**Written problem**
Your task is to copy every record exactly.

**Material to process**

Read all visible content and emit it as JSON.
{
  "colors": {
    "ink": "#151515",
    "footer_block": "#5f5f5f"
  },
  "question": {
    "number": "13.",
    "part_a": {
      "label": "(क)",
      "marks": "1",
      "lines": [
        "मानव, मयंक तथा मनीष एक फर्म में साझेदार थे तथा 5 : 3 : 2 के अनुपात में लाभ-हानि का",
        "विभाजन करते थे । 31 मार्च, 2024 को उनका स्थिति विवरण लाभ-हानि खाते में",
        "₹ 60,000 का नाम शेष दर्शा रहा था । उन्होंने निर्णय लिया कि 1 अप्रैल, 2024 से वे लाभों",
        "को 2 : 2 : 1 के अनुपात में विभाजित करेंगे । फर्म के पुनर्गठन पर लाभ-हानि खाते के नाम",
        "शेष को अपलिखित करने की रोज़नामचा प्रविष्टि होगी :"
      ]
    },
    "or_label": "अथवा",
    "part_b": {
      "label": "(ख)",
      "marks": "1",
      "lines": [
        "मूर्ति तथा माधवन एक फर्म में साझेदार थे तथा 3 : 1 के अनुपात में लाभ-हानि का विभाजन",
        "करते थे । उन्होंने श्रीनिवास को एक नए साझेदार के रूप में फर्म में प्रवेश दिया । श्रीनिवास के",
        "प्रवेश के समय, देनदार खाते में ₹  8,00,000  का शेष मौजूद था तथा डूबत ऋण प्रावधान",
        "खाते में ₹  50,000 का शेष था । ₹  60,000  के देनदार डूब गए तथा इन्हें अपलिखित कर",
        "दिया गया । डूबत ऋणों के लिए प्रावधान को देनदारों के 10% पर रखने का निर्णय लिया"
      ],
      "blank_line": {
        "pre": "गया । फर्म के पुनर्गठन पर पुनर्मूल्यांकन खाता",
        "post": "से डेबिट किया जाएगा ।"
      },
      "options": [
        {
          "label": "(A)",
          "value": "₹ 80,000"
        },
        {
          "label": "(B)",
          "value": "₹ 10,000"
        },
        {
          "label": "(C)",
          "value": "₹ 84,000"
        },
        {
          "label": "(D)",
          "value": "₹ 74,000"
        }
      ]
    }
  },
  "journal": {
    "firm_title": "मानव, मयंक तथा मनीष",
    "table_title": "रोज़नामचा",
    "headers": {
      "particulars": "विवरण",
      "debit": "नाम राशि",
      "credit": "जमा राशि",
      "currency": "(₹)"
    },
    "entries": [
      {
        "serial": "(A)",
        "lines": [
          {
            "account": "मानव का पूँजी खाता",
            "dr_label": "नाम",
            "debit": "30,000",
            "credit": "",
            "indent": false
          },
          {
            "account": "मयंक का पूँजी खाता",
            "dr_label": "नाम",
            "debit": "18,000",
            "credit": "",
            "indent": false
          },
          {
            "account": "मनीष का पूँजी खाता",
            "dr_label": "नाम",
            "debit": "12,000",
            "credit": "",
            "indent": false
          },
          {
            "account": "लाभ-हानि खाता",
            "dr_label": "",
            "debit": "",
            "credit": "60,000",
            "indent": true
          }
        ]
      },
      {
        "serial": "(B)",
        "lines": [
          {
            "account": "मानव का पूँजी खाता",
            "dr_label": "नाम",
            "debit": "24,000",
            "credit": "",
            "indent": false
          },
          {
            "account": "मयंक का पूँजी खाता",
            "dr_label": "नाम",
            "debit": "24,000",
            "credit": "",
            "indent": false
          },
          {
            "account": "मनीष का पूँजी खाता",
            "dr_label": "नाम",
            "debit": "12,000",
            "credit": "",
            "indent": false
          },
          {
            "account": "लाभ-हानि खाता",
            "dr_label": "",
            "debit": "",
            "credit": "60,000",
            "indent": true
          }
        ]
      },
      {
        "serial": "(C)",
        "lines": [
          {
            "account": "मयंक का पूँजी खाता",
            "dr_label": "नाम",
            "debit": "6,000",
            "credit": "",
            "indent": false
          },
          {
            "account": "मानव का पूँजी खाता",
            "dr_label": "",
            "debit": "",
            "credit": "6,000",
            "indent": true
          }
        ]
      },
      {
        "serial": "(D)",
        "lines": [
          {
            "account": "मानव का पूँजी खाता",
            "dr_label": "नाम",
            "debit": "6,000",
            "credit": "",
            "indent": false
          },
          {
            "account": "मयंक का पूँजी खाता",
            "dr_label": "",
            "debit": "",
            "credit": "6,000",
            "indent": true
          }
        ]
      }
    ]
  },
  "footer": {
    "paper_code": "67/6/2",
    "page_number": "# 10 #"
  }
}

**Task result**
Read all visible content and emit it as JSON.
{
  "colors": {
    "ink": "#151515",
    "footer_block": "#5f5f5f"
  },
  "question": {
    "number": "13.",
    "part_a": {
      "label": "(क)",
      "marks": "1",
      "lines": [
        "मानव, मयंक तथा मनीष एक फर्म में साझेदार थे तथा 5 : 3 : 2 के अनुपात में लाभ-हानि का",
        "विभाजन करते थे । 31 मार्च, 2024 को उनका स्थिति विवरण लाभ-हानि खाते में",
        "₹ 60,000 का नाम शेष दर्शा रहा था । उन्होंने निर्णय लिया कि 1 अप्रैल, 2024 से वे लाभों",
        "को 2 : 2 : 1 के अनुपात में विभाजित करेंगे । फर्म के पुनर्गठन पर लाभ-हानि खाते के नाम",
        "शेष को अपलिखित करने की रोज़नामचा प्रविष्टि होगी :"
      ]
    },
    "or_label": "अथवा",
    "part_b": {
      "label": "(ख)",
      "marks": "1",
      "lines": [
        "मूर्ति तथा माधवन एक फर्म में साझेदार थे तथा 3 : 1 के अनुपात में लाभ-हानि का विभाजन",
        "करते थे । उन्होंने श्रीनिवास को एक नए साझेदार के रूप में फर्म में प्रवेश दिया । श्रीनिवास के",
        "प्रवेश के समय, देनदार खाते में ₹  8,00,000  का शेष मौजूद था तथा डूबत ऋण प्रावधान",
        "खाते में ₹  50,000 का शेष था । ₹  60,000  के देनदार डूब गए तथा इन्हें अपलिखित कर",
        "दिया गया । डूबत ऋणों के लिए प्रावधान को देनदारों के 10% पर रखने का निर्णय लिया"
      ],
      "blank_line": {
        "pre": "गया । फर्म के पुनर्गठन पर पुनर्मूल्यांकन खाता",
        "post": "से डेबिट किया जाएगा ।"
      },
      "options": [
        {
          "label": "(A)",
          "value": "₹ 80,000"
        },
        {
          "label": "(B)",
          "value": "₹ 10,000"
        },
        {
          "label": "(C)",
          "value": "₹ 84,000"
        },
        {
          "label": "(D)",
          "value": "₹ 74,000"
        }
      ]
    }
  },
  "journal": {
    "firm_title": "मानव, मयंक तथा मनीष",
    "table_title": "रोज़नामचा",
    "headers": {
      "particulars": "विवरण",
      "debit": "नाम राशि",
      "credit": "जमा राशि",
      "currency": "(₹)"
    },
    "entries": [
      {
        "serial": "(A)",
        "lines": [
          {
            "account": "मानव का पूँजी खाता",
            "dr_label": "नाम",
            "debit": "30,000",
            "credit": "",
            "indent": false
          },
          {
            "account": "मयंक का पूँजी खाता",
            "dr_label": "नाम",
            "debit": "18,000",
            "credit": "",
            "indent": false
          },
          {
            "account": "मनीष का पूँजी खाता",
            "dr_label": "नाम",
            "debit": "12,000",
            "credit": "",
            "indent": false
          },
          {
            "account": "लाभ-हानि खाता",
            "dr_label": "",
            "debit": "",
            "credit": "60,000",
            "indent": true
          }
        ]
      },
      {
        "serial": "(B)",
        "lines": [
          {
            "account": "मानव का पूँजी खाता",
            "dr_label": "नाम",
            "debit": "24,000",
            "credit": "",
            "indent": false
          },
          {
            "account": "मयंक का पूँजी खाता",
            "dr_label": "नाम",
            "debit": "24,000",
            "credit": "",
            "indent": false
          },
          {
            "account": "मनीष का पूँजी खाता",
            "dr_label": "नाम",
            "debit": "12,000",
            "credit": "",
            "indent": false
          },
          {
            "account": "लाभ-हानि खाता",
            "dr_label": "",
            "debit": "",
            "credit": "60,000",
            "indent": true
          }
        ]
      },
      {
        "serial": "(C)",
        "lines": [
          {
            "account": "मयंक का पूँजी खाता",
            "dr_label": "नाम",
            "debit": "6,000",
            "credit": "",
            "indent": false
          },
          {
            "account": "मानव का पूँजी खाता",
            "dr_label": "",
            "debit": "",
            "credit": "6,000",
            "indent": true
          }
        ]
      },
      {
        "serial": "(D)",
        "lines": [
          {
            "account": "मानव का पूँजी खाता",
            "dr_label": "नाम",
            "debit": "6,000",
            "credit": "",
            "indent": false
          },
          {
            "account": "मयंक का पूँजी खाता",
            "dr_label": "",
            "debit": "",
            "credit": "6,000",
            "indent": true
          }
        ]
      }
    ]
  },
  "footer": {
    "paper_code": "67/6/2",
    "page_number": "# 10 #"
  }
}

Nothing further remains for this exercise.